[A run of records]
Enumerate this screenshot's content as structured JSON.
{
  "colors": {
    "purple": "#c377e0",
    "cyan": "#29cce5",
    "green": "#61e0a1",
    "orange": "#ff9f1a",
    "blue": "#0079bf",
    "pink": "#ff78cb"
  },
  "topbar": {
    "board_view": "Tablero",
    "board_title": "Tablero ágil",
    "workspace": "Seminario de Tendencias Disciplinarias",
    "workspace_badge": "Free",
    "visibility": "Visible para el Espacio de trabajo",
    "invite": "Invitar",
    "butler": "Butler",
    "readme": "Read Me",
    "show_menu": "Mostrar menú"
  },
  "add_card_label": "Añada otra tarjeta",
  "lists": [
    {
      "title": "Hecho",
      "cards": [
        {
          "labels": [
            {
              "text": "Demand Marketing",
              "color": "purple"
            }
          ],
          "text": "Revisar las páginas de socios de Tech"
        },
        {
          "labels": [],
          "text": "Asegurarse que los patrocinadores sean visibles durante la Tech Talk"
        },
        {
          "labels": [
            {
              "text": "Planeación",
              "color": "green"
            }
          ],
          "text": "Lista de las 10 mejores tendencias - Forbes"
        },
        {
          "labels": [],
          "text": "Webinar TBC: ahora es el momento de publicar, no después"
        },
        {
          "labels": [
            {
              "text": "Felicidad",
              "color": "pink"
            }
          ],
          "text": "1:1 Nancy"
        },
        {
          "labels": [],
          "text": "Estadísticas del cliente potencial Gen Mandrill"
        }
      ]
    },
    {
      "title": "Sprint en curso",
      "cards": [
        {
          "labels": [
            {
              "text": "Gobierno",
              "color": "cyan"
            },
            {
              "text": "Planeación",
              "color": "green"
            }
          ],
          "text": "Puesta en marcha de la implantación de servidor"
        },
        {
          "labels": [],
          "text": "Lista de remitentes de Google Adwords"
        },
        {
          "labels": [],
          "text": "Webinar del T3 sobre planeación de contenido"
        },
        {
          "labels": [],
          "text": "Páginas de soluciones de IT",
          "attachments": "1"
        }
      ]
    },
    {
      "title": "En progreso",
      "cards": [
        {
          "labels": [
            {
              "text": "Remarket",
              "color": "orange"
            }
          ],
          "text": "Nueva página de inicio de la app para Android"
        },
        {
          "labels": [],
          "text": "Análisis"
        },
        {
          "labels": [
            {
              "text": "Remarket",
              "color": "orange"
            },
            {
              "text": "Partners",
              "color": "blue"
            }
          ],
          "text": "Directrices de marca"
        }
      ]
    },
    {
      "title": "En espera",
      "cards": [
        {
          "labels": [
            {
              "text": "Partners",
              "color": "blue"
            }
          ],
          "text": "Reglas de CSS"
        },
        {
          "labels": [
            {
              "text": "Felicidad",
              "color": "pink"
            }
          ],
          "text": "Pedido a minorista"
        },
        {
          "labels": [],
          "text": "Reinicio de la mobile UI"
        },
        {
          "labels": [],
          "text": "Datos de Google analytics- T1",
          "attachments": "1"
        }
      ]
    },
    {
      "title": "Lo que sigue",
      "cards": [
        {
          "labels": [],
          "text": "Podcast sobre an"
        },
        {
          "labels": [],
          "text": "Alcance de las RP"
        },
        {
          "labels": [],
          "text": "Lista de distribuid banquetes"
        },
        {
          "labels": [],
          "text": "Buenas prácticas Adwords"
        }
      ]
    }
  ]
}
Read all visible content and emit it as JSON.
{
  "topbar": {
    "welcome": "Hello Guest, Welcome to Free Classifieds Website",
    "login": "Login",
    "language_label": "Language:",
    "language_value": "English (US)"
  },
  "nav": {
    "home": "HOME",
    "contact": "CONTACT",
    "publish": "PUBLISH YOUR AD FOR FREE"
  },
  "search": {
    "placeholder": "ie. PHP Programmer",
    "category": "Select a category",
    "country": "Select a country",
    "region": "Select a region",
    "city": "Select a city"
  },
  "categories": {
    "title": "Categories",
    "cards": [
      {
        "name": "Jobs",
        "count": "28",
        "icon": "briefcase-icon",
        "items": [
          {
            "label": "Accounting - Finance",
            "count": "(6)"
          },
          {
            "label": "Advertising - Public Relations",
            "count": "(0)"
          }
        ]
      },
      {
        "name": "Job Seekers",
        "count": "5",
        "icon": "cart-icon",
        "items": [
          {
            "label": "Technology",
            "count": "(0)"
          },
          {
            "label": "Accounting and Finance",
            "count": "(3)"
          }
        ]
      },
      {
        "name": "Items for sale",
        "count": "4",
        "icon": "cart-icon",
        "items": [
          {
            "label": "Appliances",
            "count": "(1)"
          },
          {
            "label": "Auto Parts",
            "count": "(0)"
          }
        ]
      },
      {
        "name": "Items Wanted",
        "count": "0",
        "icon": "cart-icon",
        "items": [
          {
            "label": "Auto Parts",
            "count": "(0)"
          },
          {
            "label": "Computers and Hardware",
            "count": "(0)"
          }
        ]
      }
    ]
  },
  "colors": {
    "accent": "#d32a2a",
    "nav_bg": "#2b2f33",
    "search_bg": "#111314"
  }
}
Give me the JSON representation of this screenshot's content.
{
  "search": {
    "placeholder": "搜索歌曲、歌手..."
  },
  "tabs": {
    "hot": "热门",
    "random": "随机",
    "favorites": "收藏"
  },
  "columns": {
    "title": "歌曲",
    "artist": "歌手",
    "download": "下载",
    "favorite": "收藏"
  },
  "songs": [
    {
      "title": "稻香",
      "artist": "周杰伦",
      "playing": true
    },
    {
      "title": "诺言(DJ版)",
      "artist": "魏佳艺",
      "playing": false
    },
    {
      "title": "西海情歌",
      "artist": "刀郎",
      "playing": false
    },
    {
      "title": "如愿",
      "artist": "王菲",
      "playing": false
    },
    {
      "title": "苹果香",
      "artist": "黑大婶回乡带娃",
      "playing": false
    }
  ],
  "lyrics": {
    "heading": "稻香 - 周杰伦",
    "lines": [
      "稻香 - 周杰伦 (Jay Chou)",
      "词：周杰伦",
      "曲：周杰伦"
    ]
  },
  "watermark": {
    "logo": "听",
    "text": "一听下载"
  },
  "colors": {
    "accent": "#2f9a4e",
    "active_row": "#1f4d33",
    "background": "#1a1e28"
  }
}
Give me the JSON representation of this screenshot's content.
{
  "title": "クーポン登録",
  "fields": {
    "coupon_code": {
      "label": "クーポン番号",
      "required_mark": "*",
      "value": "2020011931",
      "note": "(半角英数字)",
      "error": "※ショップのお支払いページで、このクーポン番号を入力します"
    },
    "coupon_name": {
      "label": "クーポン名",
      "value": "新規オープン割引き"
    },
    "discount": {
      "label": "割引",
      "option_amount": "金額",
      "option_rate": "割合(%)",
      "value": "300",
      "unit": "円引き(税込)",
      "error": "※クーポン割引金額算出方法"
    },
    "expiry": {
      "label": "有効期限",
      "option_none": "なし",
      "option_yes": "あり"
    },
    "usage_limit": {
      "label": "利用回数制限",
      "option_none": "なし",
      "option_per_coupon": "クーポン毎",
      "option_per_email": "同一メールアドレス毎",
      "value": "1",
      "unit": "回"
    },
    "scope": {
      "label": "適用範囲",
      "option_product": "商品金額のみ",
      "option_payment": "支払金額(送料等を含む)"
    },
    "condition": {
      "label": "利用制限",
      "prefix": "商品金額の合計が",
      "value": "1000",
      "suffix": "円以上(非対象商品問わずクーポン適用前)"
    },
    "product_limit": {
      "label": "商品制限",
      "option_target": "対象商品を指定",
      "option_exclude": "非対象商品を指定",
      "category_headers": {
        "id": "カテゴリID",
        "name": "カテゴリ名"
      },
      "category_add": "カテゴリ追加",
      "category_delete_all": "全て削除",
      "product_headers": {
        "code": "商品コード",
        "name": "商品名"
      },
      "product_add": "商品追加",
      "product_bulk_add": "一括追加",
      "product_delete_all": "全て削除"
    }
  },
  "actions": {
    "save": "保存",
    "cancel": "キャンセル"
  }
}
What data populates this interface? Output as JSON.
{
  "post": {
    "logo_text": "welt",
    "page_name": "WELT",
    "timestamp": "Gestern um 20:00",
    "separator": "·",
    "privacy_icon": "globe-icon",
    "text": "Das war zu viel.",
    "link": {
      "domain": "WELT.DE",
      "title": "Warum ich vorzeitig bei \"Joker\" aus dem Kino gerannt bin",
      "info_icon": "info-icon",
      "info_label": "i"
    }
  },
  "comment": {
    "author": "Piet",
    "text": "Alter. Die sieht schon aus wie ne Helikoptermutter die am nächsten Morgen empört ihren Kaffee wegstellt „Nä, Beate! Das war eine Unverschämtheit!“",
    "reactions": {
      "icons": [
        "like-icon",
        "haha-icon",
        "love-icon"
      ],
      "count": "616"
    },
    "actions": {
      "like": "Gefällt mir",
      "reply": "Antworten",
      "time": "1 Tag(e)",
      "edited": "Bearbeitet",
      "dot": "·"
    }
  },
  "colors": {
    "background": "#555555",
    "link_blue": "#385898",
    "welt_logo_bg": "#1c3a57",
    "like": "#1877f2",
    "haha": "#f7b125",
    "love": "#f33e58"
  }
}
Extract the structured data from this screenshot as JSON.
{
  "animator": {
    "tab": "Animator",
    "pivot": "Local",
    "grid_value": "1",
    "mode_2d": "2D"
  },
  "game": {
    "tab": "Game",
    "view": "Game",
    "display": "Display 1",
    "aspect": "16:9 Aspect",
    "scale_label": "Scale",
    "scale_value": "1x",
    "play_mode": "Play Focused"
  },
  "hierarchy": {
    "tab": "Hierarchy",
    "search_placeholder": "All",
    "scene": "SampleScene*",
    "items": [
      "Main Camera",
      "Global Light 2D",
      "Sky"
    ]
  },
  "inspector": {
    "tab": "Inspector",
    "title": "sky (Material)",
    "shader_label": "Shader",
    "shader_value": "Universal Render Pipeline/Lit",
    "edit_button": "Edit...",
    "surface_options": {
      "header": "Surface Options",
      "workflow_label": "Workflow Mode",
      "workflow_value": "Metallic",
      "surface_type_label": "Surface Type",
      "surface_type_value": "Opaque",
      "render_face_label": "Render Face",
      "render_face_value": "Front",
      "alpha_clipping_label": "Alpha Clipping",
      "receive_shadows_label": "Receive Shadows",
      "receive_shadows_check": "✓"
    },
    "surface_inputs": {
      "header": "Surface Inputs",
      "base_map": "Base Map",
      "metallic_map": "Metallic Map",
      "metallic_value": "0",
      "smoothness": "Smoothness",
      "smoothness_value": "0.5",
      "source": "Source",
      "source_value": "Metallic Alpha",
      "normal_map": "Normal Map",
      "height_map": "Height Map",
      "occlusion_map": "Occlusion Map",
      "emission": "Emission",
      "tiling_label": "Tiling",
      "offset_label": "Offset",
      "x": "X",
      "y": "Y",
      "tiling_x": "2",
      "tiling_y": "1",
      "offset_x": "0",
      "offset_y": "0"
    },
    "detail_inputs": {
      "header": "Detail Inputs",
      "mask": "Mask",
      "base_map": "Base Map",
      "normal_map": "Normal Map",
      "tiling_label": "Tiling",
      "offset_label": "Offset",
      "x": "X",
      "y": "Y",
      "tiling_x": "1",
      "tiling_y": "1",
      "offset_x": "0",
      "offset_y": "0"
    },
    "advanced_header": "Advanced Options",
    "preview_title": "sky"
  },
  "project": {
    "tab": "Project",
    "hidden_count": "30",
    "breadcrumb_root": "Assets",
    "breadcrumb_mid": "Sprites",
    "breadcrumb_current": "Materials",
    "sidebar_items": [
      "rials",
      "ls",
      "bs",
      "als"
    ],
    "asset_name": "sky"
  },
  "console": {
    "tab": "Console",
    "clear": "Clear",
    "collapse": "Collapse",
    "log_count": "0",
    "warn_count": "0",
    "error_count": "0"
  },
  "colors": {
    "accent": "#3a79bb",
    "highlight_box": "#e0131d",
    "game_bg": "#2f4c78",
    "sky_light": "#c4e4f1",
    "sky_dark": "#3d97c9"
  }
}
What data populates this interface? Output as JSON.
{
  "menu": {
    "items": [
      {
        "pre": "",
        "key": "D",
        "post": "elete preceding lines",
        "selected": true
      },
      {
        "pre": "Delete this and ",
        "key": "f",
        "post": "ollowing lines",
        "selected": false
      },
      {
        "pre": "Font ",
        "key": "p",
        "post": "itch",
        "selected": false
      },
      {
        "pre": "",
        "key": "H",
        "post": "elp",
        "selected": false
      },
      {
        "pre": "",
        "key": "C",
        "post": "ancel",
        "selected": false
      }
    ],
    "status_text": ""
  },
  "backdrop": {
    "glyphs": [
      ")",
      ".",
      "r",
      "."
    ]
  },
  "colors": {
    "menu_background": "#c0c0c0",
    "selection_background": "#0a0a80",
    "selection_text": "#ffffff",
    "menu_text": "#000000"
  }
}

## Short exercise
Looking at the entries above, state how many lines contain "Lista"; give the number alone.

## Task response
3